[Some records]
★ ★ ★

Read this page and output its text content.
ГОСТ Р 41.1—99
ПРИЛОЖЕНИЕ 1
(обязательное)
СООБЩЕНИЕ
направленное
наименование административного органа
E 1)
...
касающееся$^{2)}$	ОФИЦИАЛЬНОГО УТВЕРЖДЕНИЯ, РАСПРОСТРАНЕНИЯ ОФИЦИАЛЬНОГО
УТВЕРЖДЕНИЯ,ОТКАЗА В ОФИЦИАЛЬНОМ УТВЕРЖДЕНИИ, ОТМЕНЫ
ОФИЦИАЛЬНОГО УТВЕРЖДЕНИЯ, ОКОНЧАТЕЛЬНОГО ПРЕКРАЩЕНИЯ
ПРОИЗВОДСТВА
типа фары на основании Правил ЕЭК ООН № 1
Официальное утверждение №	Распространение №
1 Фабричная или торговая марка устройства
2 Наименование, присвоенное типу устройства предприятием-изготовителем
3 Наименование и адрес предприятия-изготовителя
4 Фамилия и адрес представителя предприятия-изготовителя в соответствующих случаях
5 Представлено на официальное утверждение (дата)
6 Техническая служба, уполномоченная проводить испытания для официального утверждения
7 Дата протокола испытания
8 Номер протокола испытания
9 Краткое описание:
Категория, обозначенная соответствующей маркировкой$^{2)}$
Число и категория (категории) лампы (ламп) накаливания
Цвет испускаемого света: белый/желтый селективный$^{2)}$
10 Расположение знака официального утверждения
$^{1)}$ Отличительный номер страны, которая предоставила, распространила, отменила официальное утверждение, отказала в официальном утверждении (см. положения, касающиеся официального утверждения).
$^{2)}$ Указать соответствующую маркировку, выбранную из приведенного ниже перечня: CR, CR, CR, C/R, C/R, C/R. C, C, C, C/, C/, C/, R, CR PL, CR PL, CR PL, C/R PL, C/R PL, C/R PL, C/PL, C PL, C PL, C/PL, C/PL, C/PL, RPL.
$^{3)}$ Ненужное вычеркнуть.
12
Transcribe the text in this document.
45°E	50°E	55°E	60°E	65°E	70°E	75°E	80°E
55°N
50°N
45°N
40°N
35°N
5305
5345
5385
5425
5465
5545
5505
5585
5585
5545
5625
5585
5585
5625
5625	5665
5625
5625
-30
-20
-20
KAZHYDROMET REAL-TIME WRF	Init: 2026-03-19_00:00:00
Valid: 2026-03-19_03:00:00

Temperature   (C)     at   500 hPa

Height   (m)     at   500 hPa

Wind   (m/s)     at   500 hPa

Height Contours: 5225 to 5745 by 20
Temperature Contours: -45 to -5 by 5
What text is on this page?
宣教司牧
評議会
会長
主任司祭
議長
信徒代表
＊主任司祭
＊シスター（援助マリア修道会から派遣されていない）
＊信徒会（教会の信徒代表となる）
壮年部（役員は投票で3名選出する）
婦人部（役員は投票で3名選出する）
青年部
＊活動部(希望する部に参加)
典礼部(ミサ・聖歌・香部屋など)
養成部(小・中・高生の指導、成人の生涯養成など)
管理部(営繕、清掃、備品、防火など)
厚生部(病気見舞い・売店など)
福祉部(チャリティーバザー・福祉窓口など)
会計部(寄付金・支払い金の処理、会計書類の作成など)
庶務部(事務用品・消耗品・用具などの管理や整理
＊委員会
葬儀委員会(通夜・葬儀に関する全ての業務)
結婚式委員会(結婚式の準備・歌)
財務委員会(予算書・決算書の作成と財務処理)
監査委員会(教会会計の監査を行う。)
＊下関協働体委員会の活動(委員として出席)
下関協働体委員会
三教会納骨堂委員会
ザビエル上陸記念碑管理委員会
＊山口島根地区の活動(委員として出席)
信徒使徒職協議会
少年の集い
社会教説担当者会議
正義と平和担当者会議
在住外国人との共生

★ ★ ★

• [YOUR GOAL]:
Return all of the entries exactly as they were supplied.

• [ANSWER TO THIS EXERCISE]:
Read this page and output its text content.
ГОСТ Р 41.1—99
ПРИЛОЖЕНИЕ 1
(обязательное)
СООБЩЕНИЕ
направленное
наименование административного органа
E 1)
...
касающееся$^{2)}$	ОФИЦИАЛЬНОГО УТВЕРЖДЕНИЯ, РАСПРОСТРАНЕНИЯ ОФИЦИАЛЬНОГО
УТВЕРЖДЕНИЯ,ОТКАЗА В ОФИЦИАЛЬНОМ УТВЕРЖДЕНИИ, ОТМЕНЫ
ОФИЦИАЛЬНОГО УТВЕРЖДЕНИЯ, ОКОНЧАТЕЛЬНОГО ПРЕКРАЩЕНИЯ
ПРОИЗВОДСТВА
типа фары на основании Правил ЕЭК ООН № 1
Официальное утверждение №	Распространение №
1 Фабричная или торговая марка устройства
2 Наименование, присвоенное типу устройства предприятием-изготовителем
3 Наименование и адрес предприятия-изготовителя
4 Фамилия и адрес представителя предприятия-изготовителя в соответствующих случаях
5 Представлено на официальное утверждение (дата)
6 Техническая служба, уполномоченная проводить испытания для официального утверждения
7 Дата протокола испытания
8 Номер протокола испытания
9 Краткое описание:
Категория, обозначенная соответствующей маркировкой$^{2)}$
Число и категория (категории) лампы (ламп) накаливания
Цвет испускаемого света: белый/желтый селективный$^{2)}$
10 Расположение знака официального утверждения
$^{1)}$ Отличительный номер страны, которая предоставила, распространила, отменила официальное утверждение, отказала в официальном утверждении (см. положения, касающиеся официального утверждения).
$^{2)}$ Указать соответствующую маркировку, выбранную из приведенного ниже перечня: CR, CR, CR, C/R, C/R, C/R. C, C, C, C/, C/, C/, R, CR PL, CR PL, CR PL, C/R PL, C/R PL, C/R PL, C/PL, C PL, C PL, C/PL, C/PL, C/PL, RPL.
$^{3)}$ Ненужное вычеркнуть.
12
Transcribe the text in this document.
45°E	50°E	55°E	60°E	65°E	70°E	75°E	80°E
55°N
50°N
45°N
40°N
35°N
5305
5345
5385
5425
5465
5545
5505
5585
5585
5545
5625
5585
5585
5625
5625	5665
5625
5625
-30
-20
-20
KAZHYDROMET REAL-TIME WRF	Init: 2026-03-19_00:00:00
Valid: 2026-03-19_03:00:00

Temperature   (C)     at   500 hPa

Height   (m)     at   500 hPa

Wind   (m/s)     at   500 hPa

Height Contours: 5225 to 5745 by 20
Temperature Contours: -45 to -5 by 5
What text is on this page?
宣教司牧
評議会
会長
主任司祭
議長
信徒代表
＊主任司祭
＊シスター（援助マリア修道会から派遣されていない）
＊信徒会（教会の信徒代表となる）
壮年部（役員は投票で3名選出する）
婦人部（役員は投票で3名選出する）
青年部
＊活動部(希望する部に参加)
典礼部(ミサ・聖歌・香部屋など)
養成部(小・中・高生の指導、成人の生涯養成など)
管理部(営繕、清掃、備品、防火など)
厚生部(病気見舞い・売店など)
福祉部(チャリティーバザー・福祉窓口など)
会計部(寄付金・支払い金の処理、会計書類の作成など)
庶務部(事務用品・消耗品・用具などの管理や整理
＊委員会
葬儀委員会(通夜・葬儀に関する全ての業務)
結婚式委員会(結婚式の準備・歌)
財務委員会(予算書・決算書の作成と財務処理)
監査委員会(教会会計の監査を行う。)
＊下関協働体委員会の活動(委員として出席)
下関協働体委員会
三教会納骨堂委員会
ザビエル上陸記念碑管理委員会
＊山口島根地区の活動(委員として出席)
信徒使徒職協議会
少年の集い
社会教説担当者会議
正義と平和担当者会議
在住外国人との共生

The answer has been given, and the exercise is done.